● WRITTEN INSTRUCTION: Please give the listing again in its entirety, exactly as written.

(Records that describe figures)
»»

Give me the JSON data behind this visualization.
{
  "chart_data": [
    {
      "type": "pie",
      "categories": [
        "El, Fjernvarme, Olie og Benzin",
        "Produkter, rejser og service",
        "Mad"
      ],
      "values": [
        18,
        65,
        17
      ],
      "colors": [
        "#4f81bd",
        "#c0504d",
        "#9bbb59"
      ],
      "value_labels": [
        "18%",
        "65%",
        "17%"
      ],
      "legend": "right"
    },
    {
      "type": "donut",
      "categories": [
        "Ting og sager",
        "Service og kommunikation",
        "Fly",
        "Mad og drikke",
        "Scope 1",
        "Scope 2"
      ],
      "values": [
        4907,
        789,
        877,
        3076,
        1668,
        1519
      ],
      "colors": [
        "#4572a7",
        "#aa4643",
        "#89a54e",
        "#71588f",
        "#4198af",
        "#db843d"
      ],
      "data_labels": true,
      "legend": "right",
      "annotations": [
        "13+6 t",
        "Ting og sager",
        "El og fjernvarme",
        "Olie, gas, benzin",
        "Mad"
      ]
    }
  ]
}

««

● COMPLETE RESPONSE:
Give me the JSON data behind this visualization.
{
  "chart_data": [
    {
      "type": "pie",
      "categories": [
        "El, Fjernvarme, Olie og Benzin",
        "Produkter, rejser og service",
        "Mad"
      ],
      "values": [
        18,
        65,
        17
      ],
      "colors": [
        "#4f81bd",
        "#c0504d",
        "#9bbb59"
      ],
      "value_labels": [
        "18%",
        "65%",
        "17%"
      ],
      "legend": "right"
    },
    {
      "type": "donut",
      "categories": [
        "Ting og sager",
        "Service og kommunikation",
        "Fly",
        "Mad og drikke",
        "Scope 1",
        "Scope 2"
      ],
      "values": [
        4907,
        789,
        877,
        3076,
        1668,
        1519
      ],
      "colors": [
        "#4572a7",
        "#aa4643",
        "#89a54e",
        "#71588f",
        "#4198af",
        "#db843d"
      ],
      "data_labels": true,
      "legend": "right",
      "annotations": [
        "13+6 t",
        "Ting og sager",
        "El og fjernvarme",
        "Olie, gas, benzin",
        "Mad"
      ]
    }
  ]
}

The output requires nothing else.